» **Selection**
· · · · ·

# My Pygmy has taken un unusual intrest in my german shepard



## Taz's Arc (Aug 27, 2010)

:lovey: My doe is six and never been bred. When she was younger she went into heat a few times and then nothing for years..until my newest weather a few years ago who unexpectedly 'dropped' the issue was quickly dealt with. . Since then the doe "Donkey" mid winter follows my German Shepard around, growling with her tongue out, posters beside the dog and periodically tries to mount her. The dog sees it as a game and they run around the yard every morning goat chasing dog while 'growling' what is up with that?


----------



## Springbett Farm (Jan 5, 2011)

*Re: My Pygmy has taken un unusual intrest in my german shepa*

Sounds like your doe is displaying her dominance and she is letting your dog know who is queen of the herd. She probably sees the GSD as just another goat. She may also have some hormonal issues going on as well.


----------



## Burns Branch Boers (Apr 11, 2011)

*Re: My Pygmy has taken un unusual intrest in my german shepa*

LOL that makes a funny mental picture :laugh: Sounds like the senario works for them though! :greengrin:

along this topic I have been wondering about something that occurrs on our ranch.

· · · · ·

» **Data section**
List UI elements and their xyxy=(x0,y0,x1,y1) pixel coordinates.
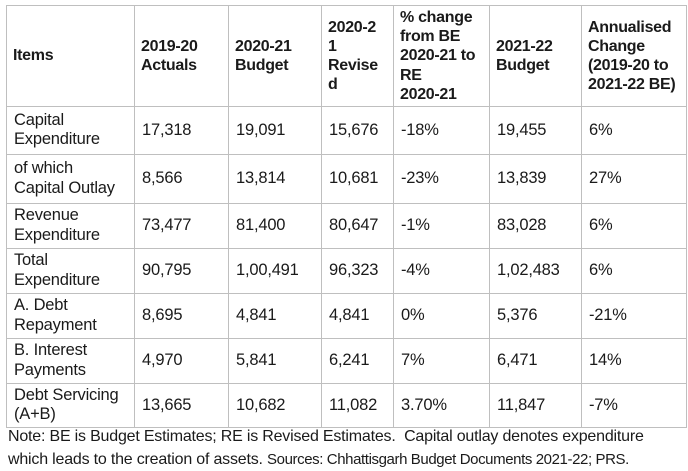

· · · · ·

» **Exercise task A**
In the goat forum thread, how old is the doe called Donkey?
» **Exercise task B**
Carry on the forum thread about the pygmy goat and the German Shepherd, starting after its last line.
The material has no role in this.

» **Final result A**
She is six.

» **Final result B**
My buck Mojo was raised as a bottle baby in the house. I have a cane corso mastiff mix who accepted Mojo as "one of the dogs" while he lived in the house as a baby. This dog is kept separate from my goat herd outdoors as I feel he would certainly chase and maybe injure them if allowed to interact. So--Mojo was moved out to the barn as 2 months and has grown up a regular goat but.....everytime he gets a chance he will break away from us and make a beeline to the fence, if our dog Jake, is in the backyard. Mojo sticks his nose right through the fence and "buck barks" at him. Normally one of us is running helter skelter behind Mojo yelling at Jake (the dog) to be nice and so far he has always been.

What is this? Is Mojo trying to show him who is boss or does he just remember him as a playmate from his past???


----------



## toth boer goats (Jul 20, 2008)

*Re: My Pygmy has taken un unusual intrest in my german shepa*

HeHe...I agree... :laugh:


----------



## KW Farms (Jun 21, 2008)

*Re: My Pygmy has taken un unusual intrest in my german shepa*

That's funny! :laugh:

...sounds like she's just trying to be dominant...or may be in heat. Lol.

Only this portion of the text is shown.